----- DATASET RECORDS

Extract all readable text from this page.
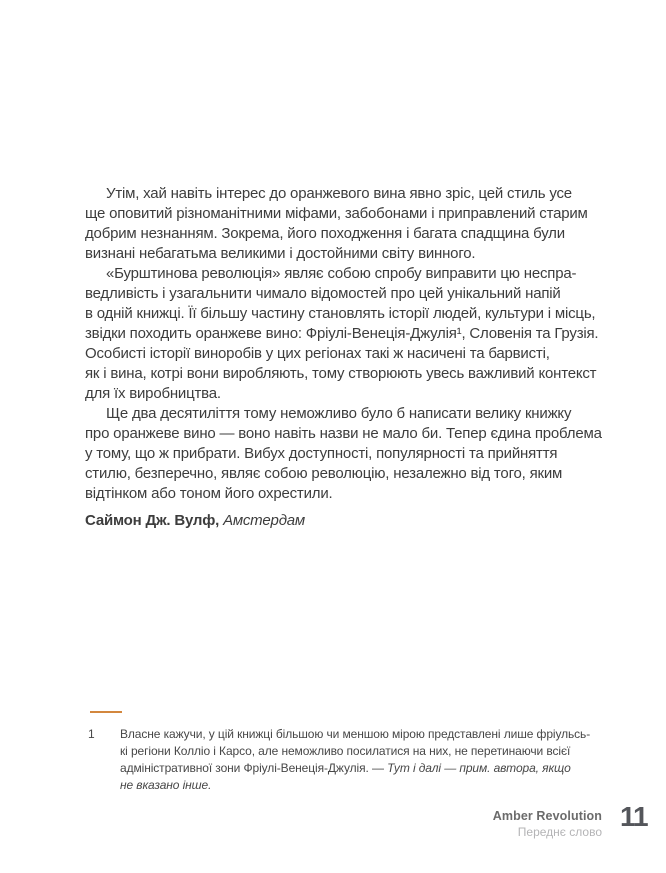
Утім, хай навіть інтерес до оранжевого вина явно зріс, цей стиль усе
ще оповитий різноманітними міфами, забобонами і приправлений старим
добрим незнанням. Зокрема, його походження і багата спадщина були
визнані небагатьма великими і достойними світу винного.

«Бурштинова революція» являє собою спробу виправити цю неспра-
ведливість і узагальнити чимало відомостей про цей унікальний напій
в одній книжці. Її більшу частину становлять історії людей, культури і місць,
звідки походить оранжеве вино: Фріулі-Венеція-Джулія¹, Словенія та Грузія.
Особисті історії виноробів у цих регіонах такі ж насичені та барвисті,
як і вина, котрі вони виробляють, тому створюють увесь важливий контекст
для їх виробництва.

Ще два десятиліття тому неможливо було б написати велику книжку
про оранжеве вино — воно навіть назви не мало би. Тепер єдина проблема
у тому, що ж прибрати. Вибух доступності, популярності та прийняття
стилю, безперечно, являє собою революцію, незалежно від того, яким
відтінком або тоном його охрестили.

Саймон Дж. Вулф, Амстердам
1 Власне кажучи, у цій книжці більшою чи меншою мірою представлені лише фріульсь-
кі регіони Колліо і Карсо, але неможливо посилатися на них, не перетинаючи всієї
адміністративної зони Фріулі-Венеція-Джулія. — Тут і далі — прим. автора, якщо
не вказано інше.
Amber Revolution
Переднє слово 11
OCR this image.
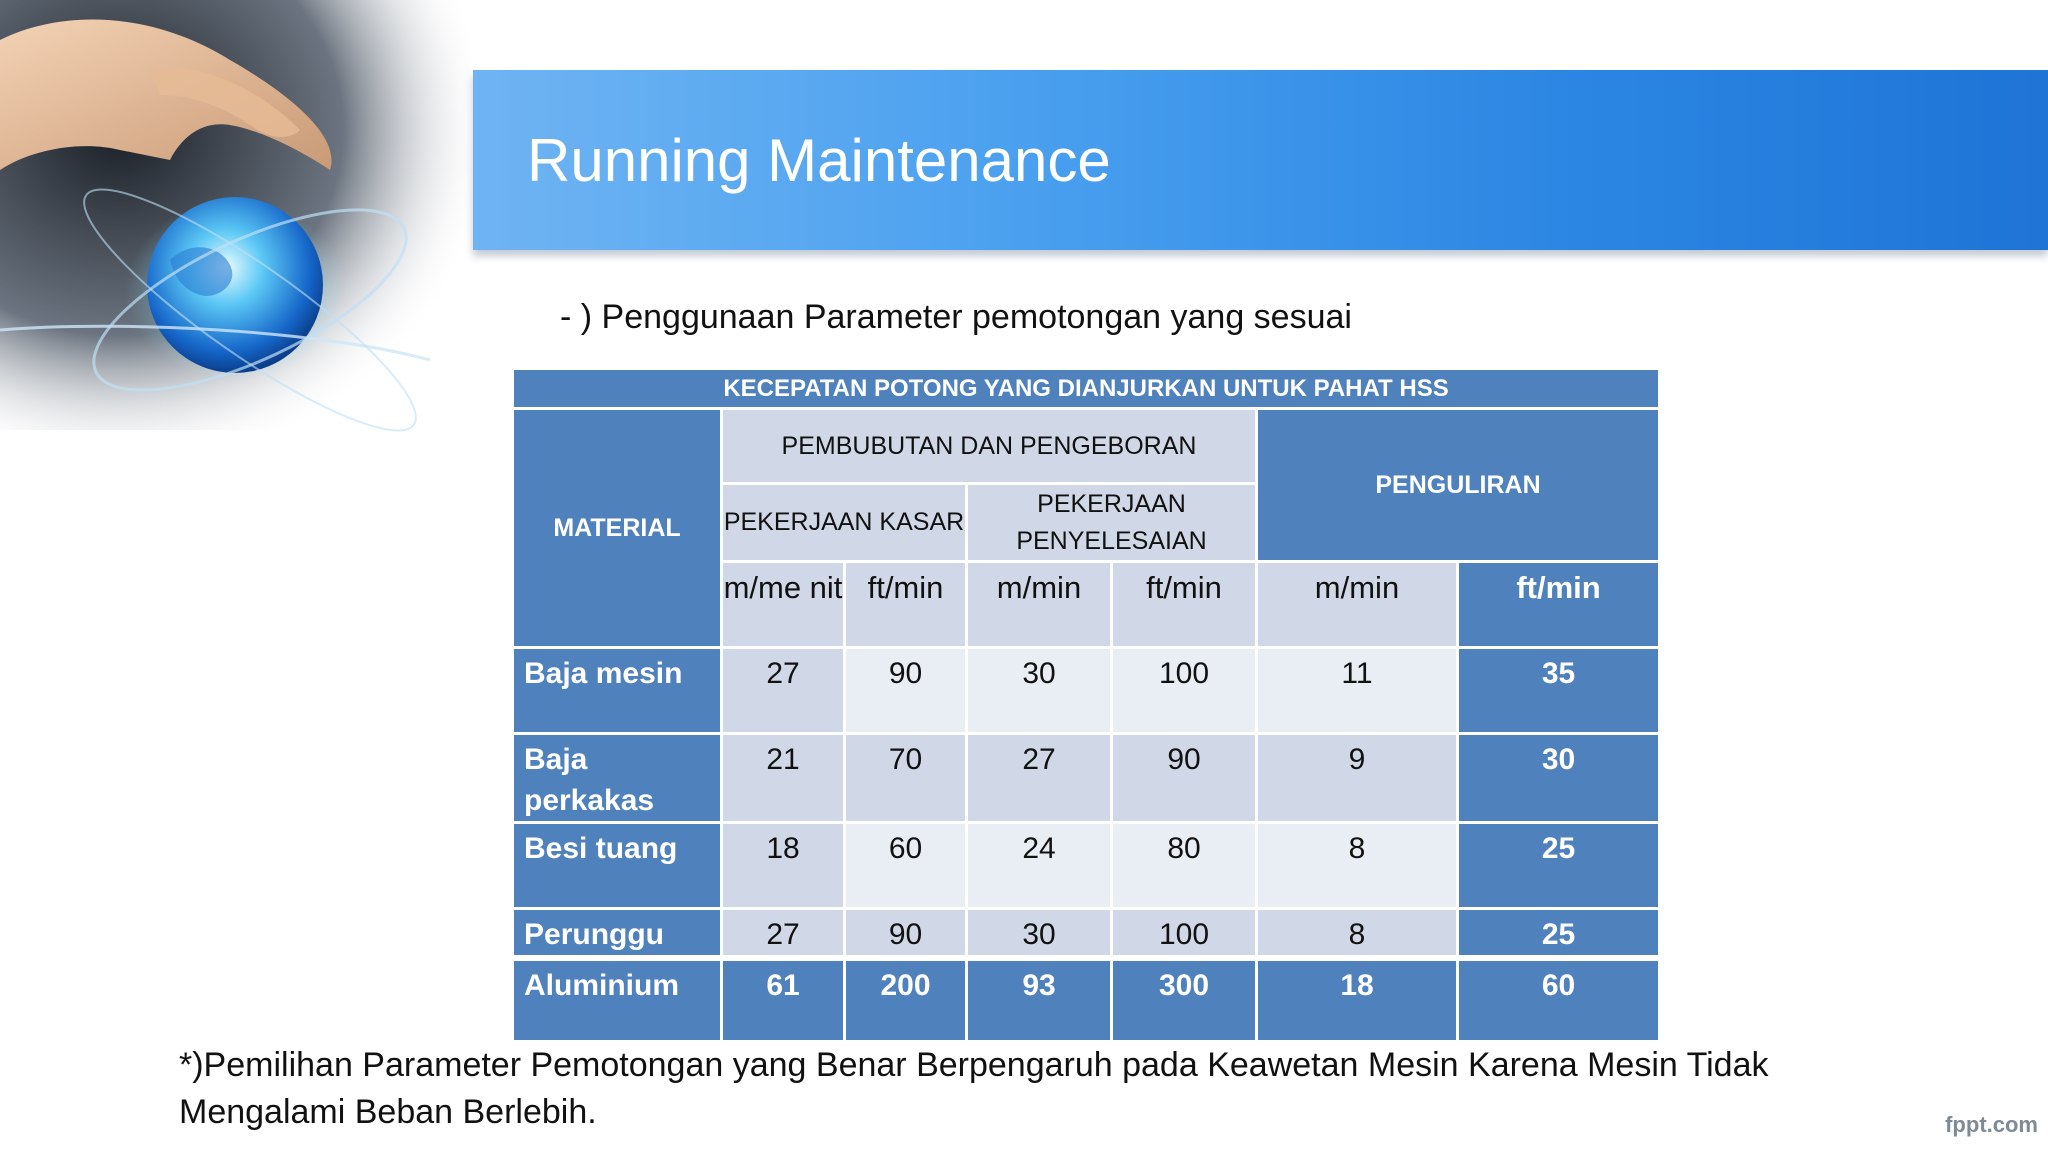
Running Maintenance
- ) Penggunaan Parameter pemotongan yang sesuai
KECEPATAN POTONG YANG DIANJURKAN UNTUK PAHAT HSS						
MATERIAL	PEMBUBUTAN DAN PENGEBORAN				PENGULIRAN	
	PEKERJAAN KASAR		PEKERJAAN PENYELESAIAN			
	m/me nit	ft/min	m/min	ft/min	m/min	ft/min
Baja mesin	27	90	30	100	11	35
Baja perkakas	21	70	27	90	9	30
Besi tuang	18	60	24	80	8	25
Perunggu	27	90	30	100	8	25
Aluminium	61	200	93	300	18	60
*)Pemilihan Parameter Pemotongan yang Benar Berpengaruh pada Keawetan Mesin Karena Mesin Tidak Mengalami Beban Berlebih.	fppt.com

----------

## GIVEN PROBLEM
Copy out all of the material exactly as written, without its pictures.

## THE RESPONSE
Extract all readable text from this page.
Утім, хай навіть інтерес до оранжевого вина явно зріс, цей стиль усе
ще оповитий різноманітними міфами, забобонами і приправлений старим
добрим незнанням. Зокрема, його походження і багата спадщина були
визнані небагатьма великими і достойними світу винного.

«Бурштинова революція» являє собою спробу виправити цю неспра-
ведливість і узагальнити чимало відомостей про цей унікальний напій
в одній книжці. Її більшу частину становлять історії людей, культури і місць,
звідки походить оранжеве вино: Фріулі-Венеція-Джулія¹, Словенія та Грузія.
Особисті історії виноробів у цих регіонах такі ж насичені та барвисті,
як і вина, котрі вони виробляють, тому створюють увесь важливий контекст
для їх виробництва.

Ще два десятиліття тому неможливо було б написати велику книжку
про оранжеве вино — воно навіть назви не мало би. Тепер єдина проблема
у тому, що ж прибрати. Вибух доступності, популярності та прийняття
стилю, безперечно, являє собою революцію, незалежно від того, яким
відтінком або тоном його охрестили.

Саймон Дж. Вулф, Амстердам
1 Власне кажучи, у цій книжці більшою чи меншою мірою представлені лише фріульсь-
кі регіони Колліо і Карсо, але неможливо посилатися на них, не перетинаючи всієї
адміністративної зони Фріулі-Венеція-Джулія. — Тут і далі — прим. автора, якщо
не вказано інше.
Amber Revolution
Переднє слово 11
OCR this image.
Running Maintenance
- ) Penggunaan Parameter pemotongan yang sesuai
KECEPATAN POTONG YANG DIANJURKAN UNTUK PAHAT HSS						
MATERIAL	PEMBUBUTAN DAN PENGEBORAN				PENGULIRAN	
	PEKERJAAN KASAR		PEKERJAAN PENYELESAIAN			
	m/me nit	ft/min	m/min	ft/min	m/min	ft/min
Baja mesin	27	90	30	100	11	35
Baja perkakas	21	70	27	90	9	30
Besi tuang	18	60	24	80	8	25
Perunggu	27	90	30	100	8	25
Aluminium	61	200	93	300	18	60
*)Pemilihan Parameter Pemotongan yang Benar Berpengaruh pada Keawetan Mesin Karena Mesin Tidak Mengalami Beban Berlebih.	fppt.com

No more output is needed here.